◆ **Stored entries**
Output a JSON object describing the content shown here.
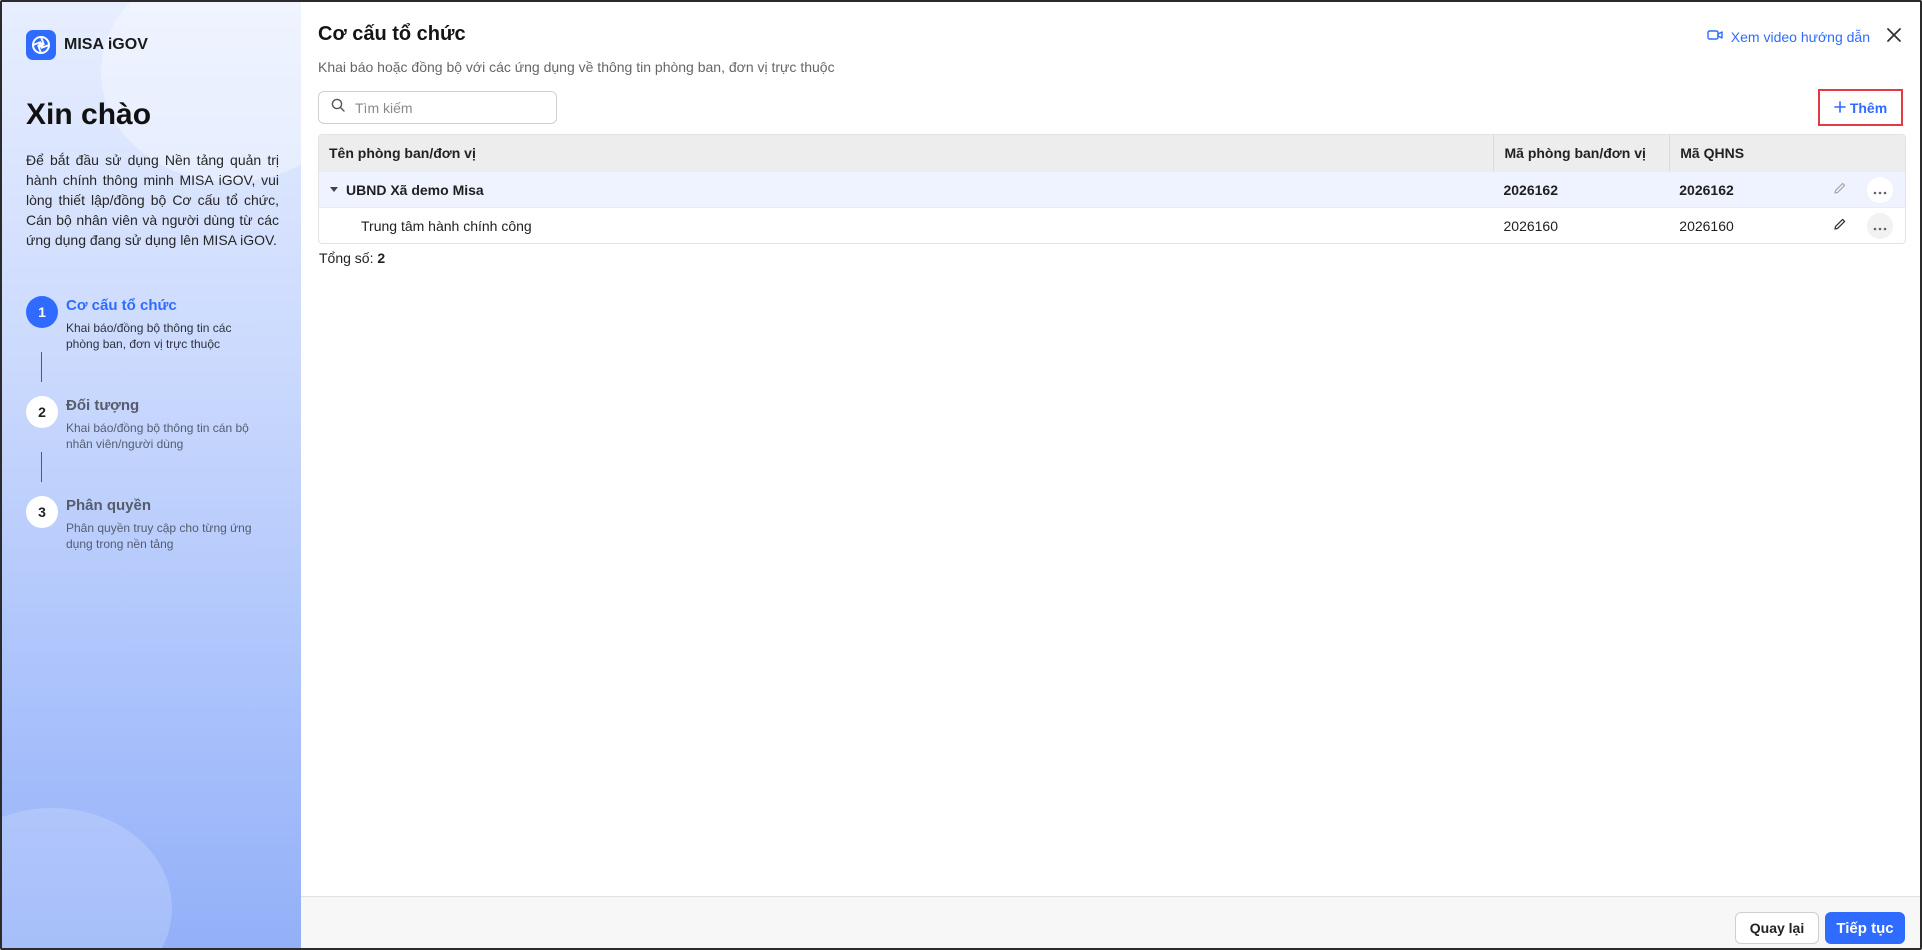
{
  "brand": {
    "name": "MISA iGOV",
    "color": "#2f6bff"
  },
  "sidebar": {
    "greeting": "Xin chào",
    "intro": "Để bắt đầu sử dụng Nền tảng quản trị hành chính thông minh MISA iGOV, vui lòng thiết lập/đồng bộ Cơ cấu tổ chức, Cán bộ nhân viên và người dùng từ các ứng dụng đang sử dụng lên MISA iGOV.",
    "steps": [
      {
        "num": "1",
        "title": "Cơ cấu tổ chức",
        "desc": "Khai báo/đồng bộ thông tin các phòng ban, đơn vị trực thuộc",
        "active": true
      },
      {
        "num": "2",
        "title": "Đối tượng",
        "desc": "Khai báo/đồng bộ thông tin cán bộ nhân viên/người dùng",
        "active": false
      },
      {
        "num": "3",
        "title": "Phân quyền",
        "desc": "Phân quyền truy cập cho từng ứng dụng trong nền tảng",
        "active": false
      }
    ]
  },
  "header": {
    "title": "Cơ cấu tổ chức",
    "subtitle": "Khai báo hoặc đồng bộ với các ứng dụng về thông tin phòng ban, đơn vị trực thuộc",
    "video_link": "Xem video hướng dẫn"
  },
  "search": {
    "placeholder": "Tìm kiếm",
    "value": ""
  },
  "add_button": "Thêm",
  "table": {
    "columns": [
      "Tên phòng ban/đơn vị",
      "Mã phòng ban/đơn vị",
      "Mã QHNS"
    ],
    "rows": [
      {
        "name": "UBND Xã demo Misa",
        "code": "2026162",
        "qhns": "2026162",
        "level": 0,
        "expanded": true
      },
      {
        "name": "Trung tâm hành chính công",
        "code": "2026160",
        "qhns": "2026160",
        "level": 1
      }
    ]
  },
  "total": {
    "label": "Tổng số:",
    "value": "2"
  },
  "footer": {
    "back": "Quay lại",
    "next": "Tiếp tục"
  },
  "icons": {
    "logo": "shutter-logo-icon",
    "video": "video-camera-icon",
    "close": "close-icon",
    "search": "search-icon",
    "add": "plus-icon",
    "edit": "pencil-icon",
    "more": "more-horizontal-icon",
    "expand": "caret-down-icon"
  }
}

◆ **Work to complete**
Quote all of the entries word for word, omitting any pictures.

◆ **Task response**
Output a JSON object describing the content shown here.
{
  "brand": {
    "name": "MISA iGOV",
    "color": "#2f6bff"
  },
  "sidebar": {
    "greeting": "Xin chào",
    "intro": "Để bắt đầu sử dụng Nền tảng quản trị hành chính thông minh MISA iGOV, vui lòng thiết lập/đồng bộ Cơ cấu tổ chức, Cán bộ nhân viên và người dùng từ các ứng dụng đang sử dụng lên MISA iGOV.",
    "steps": [
      {
        "num": "1",
        "title": "Cơ cấu tổ chức",
        "desc": "Khai báo/đồng bộ thông tin các phòng ban, đơn vị trực thuộc",
        "active": true
      },
      {
        "num": "2",
        "title": "Đối tượng",
        "desc": "Khai báo/đồng bộ thông tin cán bộ nhân viên/người dùng",
        "active": false
      },
      {
        "num": "3",
        "title": "Phân quyền",
        "desc": "Phân quyền truy cập cho từng ứng dụng trong nền tảng",
        "active": false
      }
    ]
  },
  "header": {
    "title": "Cơ cấu tổ chức",
    "subtitle": "Khai báo hoặc đồng bộ với các ứng dụng về thông tin phòng ban, đơn vị trực thuộc",
    "video_link": "Xem video hướng dẫn"
  },
  "search": {
    "placeholder": "Tìm kiếm",
    "value": ""
  },
  "add_button": "Thêm",
  "table": {
    "columns": [
      "Tên phòng ban/đơn vị",
      "Mã phòng ban/đơn vị",
      "Mã QHNS"
    ],
    "rows": [
      {
        "name": "UBND Xã demo Misa",
        "code": "2026162",
        "qhns": "2026162",
        "level": 0,
        "expanded": true
      },
      {
        "name": "Trung tâm hành chính công",
        "code": "2026160",
        "qhns": "2026160",
        "level": 1
      }
    ]
  },
  "total": {
    "label": "Tổng số:",
    "value": "2"
  },
  "footer": {
    "back": "Quay lại",
    "next": "Tiếp tục"
  },
  "icons": {
    "logo": "shutter-logo-icon",
    "video": "video-camera-icon",
    "close": "close-icon",
    "search": "search-icon",
    "add": "plus-icon",
    "edit": "pencil-icon",
    "more": "more-horizontal-icon",
    "expand": "caret-down-icon"
  }
}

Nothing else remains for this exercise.